ACTIVITY — Repeat the entries exactly as they are written.

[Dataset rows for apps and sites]
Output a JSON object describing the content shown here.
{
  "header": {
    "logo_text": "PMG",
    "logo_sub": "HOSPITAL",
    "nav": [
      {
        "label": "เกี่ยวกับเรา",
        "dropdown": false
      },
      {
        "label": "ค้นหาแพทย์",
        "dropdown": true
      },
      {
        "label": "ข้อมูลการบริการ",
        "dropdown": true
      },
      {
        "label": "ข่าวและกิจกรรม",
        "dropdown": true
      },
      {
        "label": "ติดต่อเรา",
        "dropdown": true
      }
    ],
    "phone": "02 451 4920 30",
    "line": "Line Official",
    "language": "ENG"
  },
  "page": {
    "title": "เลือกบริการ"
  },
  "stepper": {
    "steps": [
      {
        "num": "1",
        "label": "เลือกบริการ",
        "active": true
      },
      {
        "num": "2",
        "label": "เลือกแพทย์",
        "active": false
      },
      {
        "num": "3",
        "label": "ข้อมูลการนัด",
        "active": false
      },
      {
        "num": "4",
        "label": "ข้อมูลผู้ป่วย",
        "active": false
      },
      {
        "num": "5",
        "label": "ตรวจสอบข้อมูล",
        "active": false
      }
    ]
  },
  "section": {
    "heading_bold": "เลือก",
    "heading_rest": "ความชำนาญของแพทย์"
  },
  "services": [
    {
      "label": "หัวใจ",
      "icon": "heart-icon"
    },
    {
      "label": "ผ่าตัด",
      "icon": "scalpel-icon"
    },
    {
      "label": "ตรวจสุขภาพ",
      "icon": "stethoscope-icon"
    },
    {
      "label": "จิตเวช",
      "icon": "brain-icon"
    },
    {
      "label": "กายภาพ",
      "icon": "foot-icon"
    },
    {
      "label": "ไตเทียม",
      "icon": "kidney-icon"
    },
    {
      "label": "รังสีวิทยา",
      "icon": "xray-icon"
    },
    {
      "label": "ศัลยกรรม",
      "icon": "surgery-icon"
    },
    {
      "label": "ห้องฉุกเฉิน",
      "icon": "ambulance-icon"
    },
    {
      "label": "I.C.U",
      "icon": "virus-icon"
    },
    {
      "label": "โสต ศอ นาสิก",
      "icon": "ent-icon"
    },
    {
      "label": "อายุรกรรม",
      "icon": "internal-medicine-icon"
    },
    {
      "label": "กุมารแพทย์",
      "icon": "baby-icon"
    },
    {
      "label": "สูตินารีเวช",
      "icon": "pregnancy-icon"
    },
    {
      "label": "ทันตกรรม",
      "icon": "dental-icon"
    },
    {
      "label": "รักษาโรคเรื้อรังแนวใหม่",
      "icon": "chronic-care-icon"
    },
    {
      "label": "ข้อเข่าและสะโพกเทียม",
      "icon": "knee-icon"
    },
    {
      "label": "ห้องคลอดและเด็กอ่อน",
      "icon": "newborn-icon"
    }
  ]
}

EXPECTED ANSWER —
Output a JSON object describing the content shown here.
{
  "header": {
    "logo_text": "PMG",
    "logo_sub": "HOSPITAL",
    "nav": [
      {
        "label": "เกี่ยวกับเรา",
        "dropdown": false
      },
      {
        "label": "ค้นหาแพทย์",
        "dropdown": true
      },
      {
        "label": "ข้อมูลการบริการ",
        "dropdown": true
      },
      {
        "label": "ข่าวและกิจกรรม",
        "dropdown": true
      },
      {
        "label": "ติดต่อเรา",
        "dropdown": true
      }
    ],
    "phone": "02 451 4920 30",
    "line": "Line Official",
    "language": "ENG"
  },
  "page": {
    "title": "เลือกบริการ"
  },
  "stepper": {
    "steps": [
      {
        "num": "1",
        "label": "เลือกบริการ",
        "active": true
      },
      {
        "num": "2",
        "label": "เลือกแพทย์",
        "active": false
      },
      {
        "num": "3",
        "label": "ข้อมูลการนัด",
        "active": false
      },
      {
        "num": "4",
        "label": "ข้อมูลผู้ป่วย",
        "active": false
      },
      {
        "num": "5",
        "label": "ตรวจสอบข้อมูล",
        "active": false
      }
    ]
  },
  "section": {
    "heading_bold": "เลือก",
    "heading_rest": "ความชำนาญของแพทย์"
  },
  "services": [
    {
      "label": "หัวใจ",
      "icon": "heart-icon"
    },
    {
      "label": "ผ่าตัด",
      "icon": "scalpel-icon"
    },
    {
      "label": "ตรวจสุขภาพ",
      "icon": "stethoscope-icon"
    },
    {
      "label": "จิตเวช",
      "icon": "brain-icon"
    },
    {
      "label": "กายภาพ",
      "icon": "foot-icon"
    },
    {
      "label": "ไตเทียม",
      "icon": "kidney-icon"
    },
    {
      "label": "รังสีวิทยา",
      "icon": "xray-icon"
    },
    {
      "label": "ศัลยกรรม",
      "icon": "surgery-icon"
    },
    {
      "label": "ห้องฉุกเฉิน",
      "icon": "ambulance-icon"
    },
    {
      "label": "I.C.U",
      "icon": "virus-icon"
    },
    {
      "label": "โสต ศอ นาสิก",
      "icon": "ent-icon"
    },
    {
      "label": "อายุรกรรม",
      "icon": "internal-medicine-icon"
    },
    {
      "label": "กุมารแพทย์",
      "icon": "baby-icon"
    },
    {
      "label": "สูตินารีเวช",
      "icon": "pregnancy-icon"
    },
    {
      "label": "ทันตกรรม",
      "icon": "dental-icon"
    },
    {
      "label": "รักษาโรคเรื้อรังแนวใหม่",
      "icon": "chronic-care-icon"
    },
    {
      "label": "ข้อเข่าและสะโพกเทียม",
      "icon": "knee-icon"
    },
    {
      "label": "ห้องคลอดและเด็กอ่อน",
      "icon": "newborn-icon"
    }
  ]
}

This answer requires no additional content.